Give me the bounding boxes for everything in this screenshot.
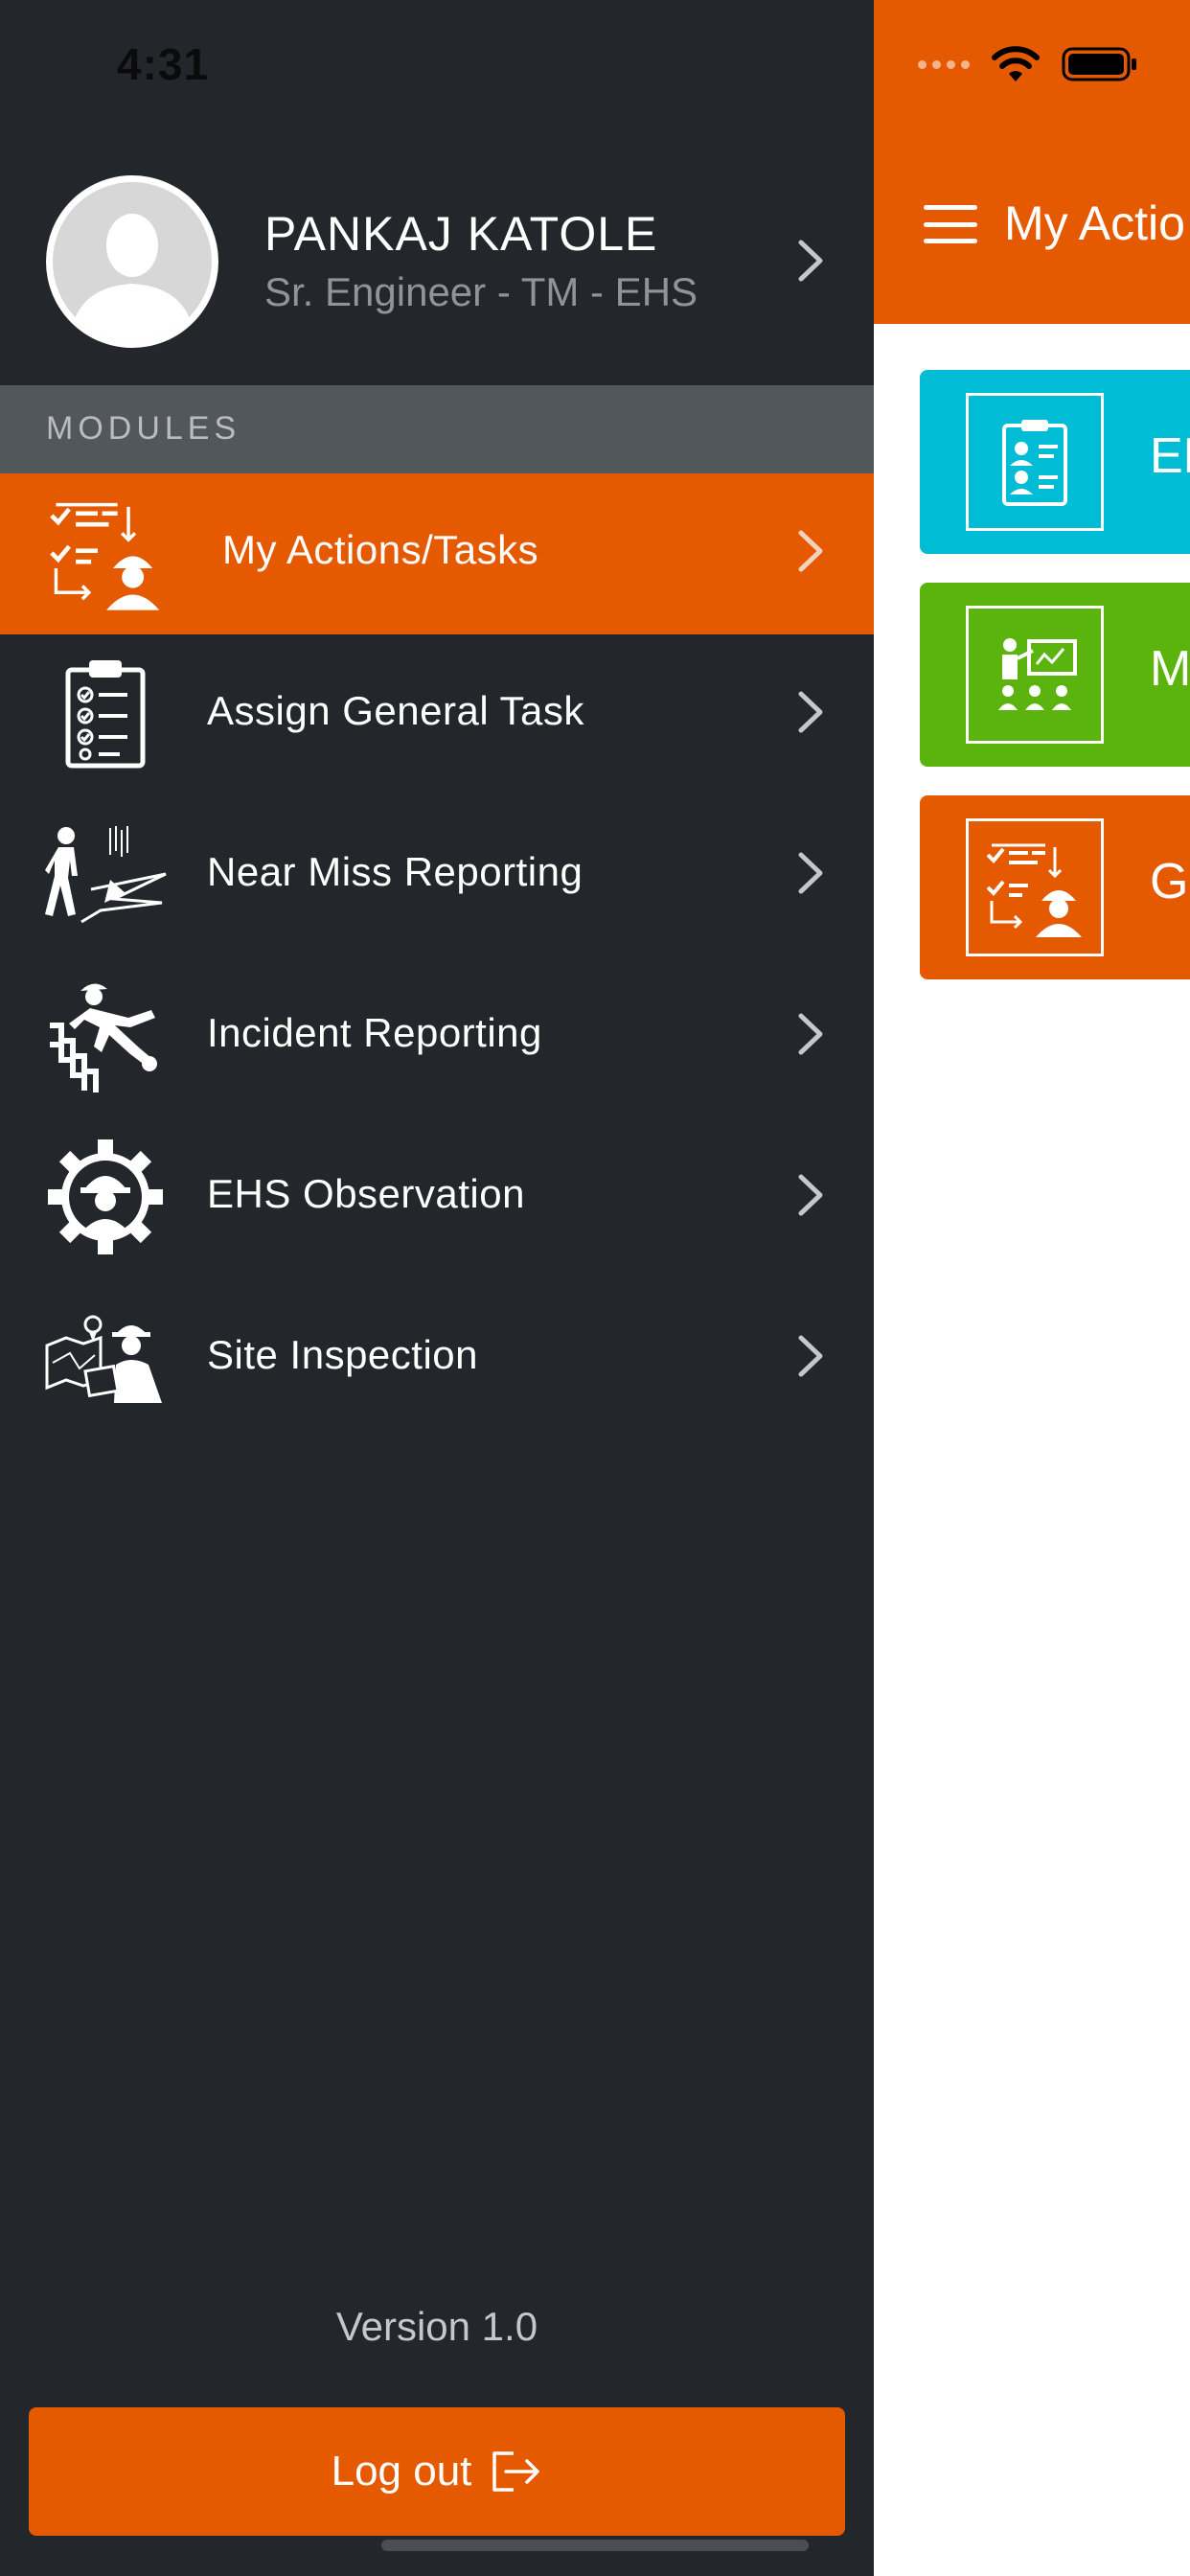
module-card-training[interactable]: M bbox=[920, 583, 1190, 767]
menu-item-ehs-observation[interactable]: EHS Observation bbox=[0, 1117, 874, 1278]
person-silhouette-icon bbox=[70, 214, 195, 341]
module-card-label: M bbox=[1150, 641, 1190, 697]
module-card-ehs[interactable]: EH bbox=[920, 370, 1190, 554]
avatar bbox=[46, 175, 218, 348]
side-drawer: 4:31 PANKAJ KATOLE Sr. Engineer - TM - E… bbox=[0, 0, 874, 2576]
menu-item-label: Assign General Task bbox=[207, 688, 584, 733]
menu-item-my-actions[interactable]: My Actions/Tasks bbox=[0, 473, 874, 634]
status-time: 4:31 bbox=[117, 39, 210, 89]
logout-button[interactable]: Log out bbox=[29, 2407, 845, 2536]
logout-label: Log out bbox=[331, 2448, 472, 2495]
section-header-modules: MODULES bbox=[0, 385, 874, 473]
menu-item-label: Near Miss Reporting bbox=[207, 849, 584, 894]
chevron-right-icon bbox=[798, 852, 823, 894]
menu-item-incident-reporting[interactable]: Incident Reporting bbox=[0, 956, 874, 1117]
menu-hamburger-button[interactable] bbox=[924, 205, 977, 243]
wifi-icon bbox=[992, 46, 1040, 81]
chevron-right-icon bbox=[798, 530, 823, 572]
menu-item-label: EHS Observation bbox=[207, 1171, 525, 1216]
chevron-right-icon bbox=[798, 1174, 823, 1216]
profile-role: Sr. Engineer - TM - EHS bbox=[264, 269, 698, 314]
profile-name: PANKAJ KATOLE bbox=[264, 207, 658, 261]
menu-item-site-inspection[interactable]: Site Inspection bbox=[0, 1278, 874, 1439]
home-indicator bbox=[381, 2540, 809, 2551]
checklist-people-icon bbox=[966, 393, 1104, 531]
cellular-signal-icon bbox=[918, 59, 970, 69]
training-icon bbox=[966, 606, 1104, 744]
menu-item-near-miss-reporting[interactable]: Near Miss Reporting bbox=[0, 795, 874, 956]
battery-icon bbox=[1062, 47, 1136, 81]
gear-helmet-icon bbox=[38, 1135, 172, 1259]
menu-item-label: Site Inspection bbox=[207, 1332, 479, 1377]
profile-header[interactable]: PANKAJ KATOLE Sr. Engineer - TM - EHS bbox=[0, 168, 874, 369]
menu-item-label: My Actions/Tasks bbox=[222, 527, 539, 572]
app-version: Version 1.0 bbox=[335, 2304, 538, 2349]
page-title: My Actio bbox=[1004, 196, 1185, 250]
chevron-right-icon bbox=[798, 691, 823, 733]
near-miss-icon bbox=[38, 813, 172, 937]
logout-icon bbox=[492, 2451, 540, 2492]
tasks-worker-icon bbox=[38, 491, 172, 615]
menu-item-label: Incident Reporting bbox=[207, 1010, 542, 1055]
chevron-right-icon bbox=[798, 1335, 823, 1377]
section-title: MODULES bbox=[46, 410, 241, 447]
main-header: My Actio bbox=[874, 0, 1190, 324]
chevron-right-icon bbox=[798, 1013, 823, 1055]
module-card-label: Ge bbox=[1150, 854, 1190, 909]
menu-item-assign-general-task[interactable]: Assign General Task bbox=[0, 634, 874, 795]
tasks-worker-icon bbox=[966, 818, 1104, 956]
site-inspection-icon bbox=[38, 1296, 172, 1420]
module-card-general[interactable]: Ge bbox=[920, 795, 1190, 979]
module-card-label: EH bbox=[1150, 428, 1190, 484]
falling-person-icon bbox=[38, 974, 172, 1098]
chevron-right-icon bbox=[798, 240, 823, 282]
clipboard-checklist-icon bbox=[38, 652, 172, 776]
main-screen: My Actio EH bbox=[874, 0, 1190, 2576]
status-indicators bbox=[918, 40, 1138, 88]
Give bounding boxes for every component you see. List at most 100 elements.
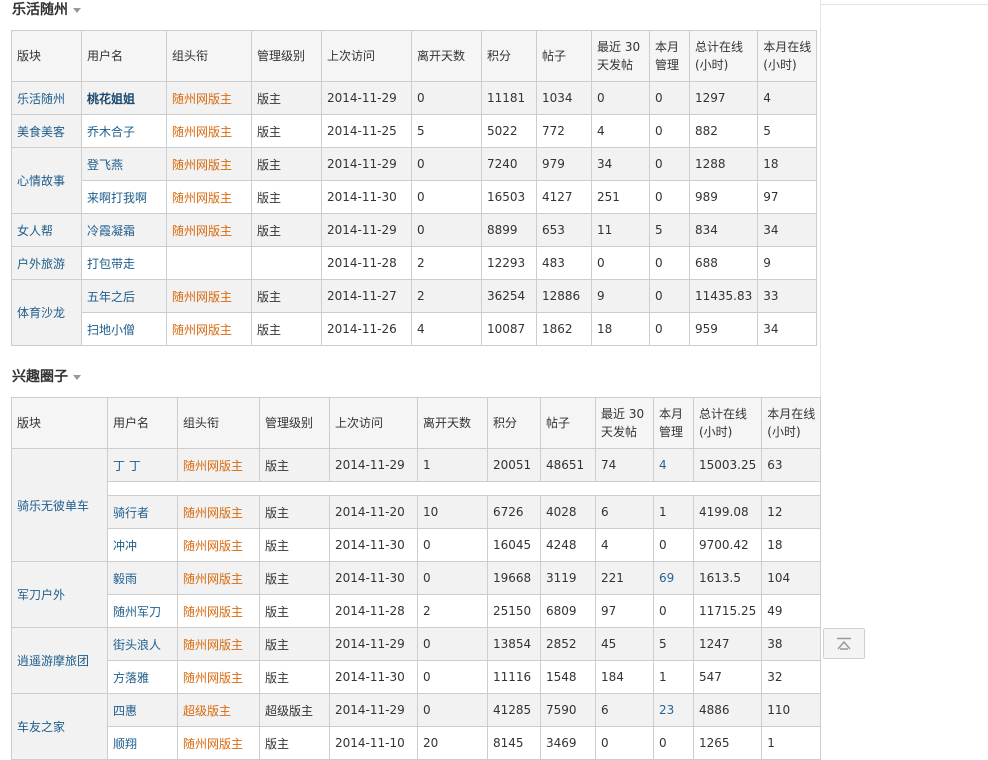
month-manage: 0 [649,312,690,346]
total-online: 9700.42 [692,528,763,562]
username-link[interactable]: 打包带走 [81,246,167,280]
table-row: 乐活随州 桃花姐姐 随州网版主 版主 2014-11-29 0 11181 10… [11,81,818,115]
board-link[interactable]: 体育沙龙 [11,279,82,346]
last-visit: 2014-11-29 [329,448,418,482]
group-title-link[interactable]: 随州网版主 [177,660,260,694]
username-link[interactable]: 顺翔 [107,726,178,760]
days-away: 4 [411,312,482,346]
month-online: 110 [761,693,822,727]
group-title-link[interactable]: 随州网版主 [177,448,260,482]
total-online: 834 [688,213,759,247]
col-header: 用户名 [107,397,178,449]
group-title-link[interactable]: 随州网版主 [177,594,260,628]
board-link[interactable]: 户外旅游 [11,246,82,280]
points: 11181 [481,81,537,115]
username-link[interactable]: 冷霞凝霜 [81,213,167,247]
total-online: 882 [688,114,759,148]
points: 20051 [487,448,541,482]
username-link[interactable]: 扫地小僧 [81,312,167,346]
group-title-link[interactable] [166,246,252,280]
posts: 1548 [540,660,596,694]
board-link[interactable]: 军刀户外 [11,561,108,628]
month-manage: 5 [649,213,690,247]
username-link[interactable]: 桃花姐姐 [81,81,167,115]
section-title-lehuo[interactable]: 乐活随州 [12,0,81,20]
recent-posts: 184 [595,660,654,694]
total-online: 959 [688,312,759,346]
col-header: 管理级别 [251,30,322,82]
month-manage: 0 [653,594,694,628]
points: 12293 [481,246,537,280]
col-header: 组头衔 [177,397,260,449]
username-link[interactable]: 来啊打我啊 [81,180,167,214]
board-link[interactable]: 心情故事 [11,147,82,214]
group-title-link[interactable]: 随州网版主 [166,147,252,181]
group-title-link[interactable]: 随州网版主 [177,495,260,529]
recent-posts: 221 [595,561,654,595]
group-title-link[interactable]: 随州网版主 [166,180,252,214]
col-header: 积分 [487,397,541,449]
admin-level: 版主 [251,81,322,115]
group-title-link[interactable]: 随州网版主 [177,726,260,760]
points: 13854 [487,627,541,661]
board-link[interactable]: 美食美客 [11,114,82,148]
board-link[interactable]: 骑乐无彼单车 [11,448,108,562]
board-link[interactable]: 女人帮 [11,213,82,247]
recent-posts: 18 [591,312,650,346]
group-title-link[interactable]: 随州网版主 [166,81,252,115]
group-title-link[interactable]: 随州网版主 [166,114,252,148]
moderator-table-lehuo: 版块 用户名 组头衔 管理级别 上次访问 离开天数 积分 帖子 最近 30 天发… [11,30,818,346]
month-online: 18 [761,528,822,562]
table-row: 女人帮 冷霞凝霜 随州网版主 版主 2014-11-29 0 8899 653 … [11,213,818,247]
username-link[interactable]: 冲冲 [107,528,178,562]
username-link[interactable]: 街头浪人 [107,627,178,661]
points: 41285 [487,693,541,727]
col-header: 本月管理 [649,30,690,82]
total-online: 688 [688,246,759,280]
caret-down-icon [73,7,81,13]
points: 19668 [487,561,541,595]
month-manage: 0 [653,726,694,760]
username-link[interactable]: 乔木合子 [81,114,167,148]
posts: 653 [536,213,592,247]
username-link[interactable]: 随州军刀 [107,594,178,628]
month-manage: 23 [653,693,694,727]
group-title-link[interactable]: 超级版主 [177,693,260,727]
back-to-top-button[interactable] [823,628,865,659]
group-title-link[interactable]: 随州网版主 [166,279,252,313]
recent-posts: 0 [595,726,654,760]
username-link[interactable]: 骑行者 [107,495,178,529]
username-link[interactable]: 五年之后 [81,279,167,313]
month-online: 9 [757,246,818,280]
posts: 4248 [540,528,596,562]
username-link[interactable]: 毅雨 [107,561,178,595]
username-link[interactable]: 方落雅 [107,660,178,694]
month-manage: 0 [649,147,690,181]
username-link[interactable]: 丁 丁 [107,448,178,482]
section-title-xingqu[interactable]: 兴趣圈子 [12,367,81,387]
admin-level: 版主 [259,594,330,628]
group-title-link[interactable]: 随州网版主 [177,561,260,595]
last-visit: 2014-11-26 [321,312,412,346]
col-header: 最近 30 天发帖 [591,30,650,82]
last-visit: 2014-11-27 [321,279,412,313]
posts: 483 [536,246,592,280]
board-link[interactable]: 乐活随州 [11,81,82,115]
recent-posts: 11 [591,213,650,247]
board-link[interactable]: 逍遥游摩旅团 [11,627,108,694]
last-visit: 2014-11-20 [329,495,418,529]
group-title-link[interactable]: 随州网版主 [166,312,252,346]
group-title-link[interactable]: 随州网版主 [177,528,260,562]
group-title-link[interactable]: 随州网版主 [177,627,260,661]
username-link[interactable]: 登飞燕 [81,147,167,181]
col-header: 离开天数 [417,397,488,449]
recent-posts: 0 [591,81,650,115]
username-link[interactable]: 四惠 [107,693,178,727]
days-away: 0 [417,561,488,595]
admin-level: 版主 [259,726,330,760]
board-link[interactable]: 车友之家 [11,693,108,760]
recent-posts: 97 [595,594,654,628]
col-header: 离开天数 [411,30,482,82]
group-title-link[interactable]: 随州网版主 [166,213,252,247]
points: 6726 [487,495,541,529]
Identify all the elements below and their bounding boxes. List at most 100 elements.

-----

Requirement: Please return the lines starting at the one containing "month-manage: 0 [649,312,690,346]" and ending at the one containing "last-visit: 2014-11-29 [329,448,418,482]", copied from the records unchanged.

Task output:
month-manage: 0 [649,312,690,346]
total-online: 9700.42 [692,528,763,562]
username-link[interactable]: 打包带走 [81,246,167,280]
table-row: 乐活随州 桃花姐姐 随州网版主 版主 2014-11-29 0 11181 10… [11,81,818,115]
board-link[interactable]: 体育沙龙 [11,279,82,346]
last-visit: 2014-11-29 [329,448,418,482]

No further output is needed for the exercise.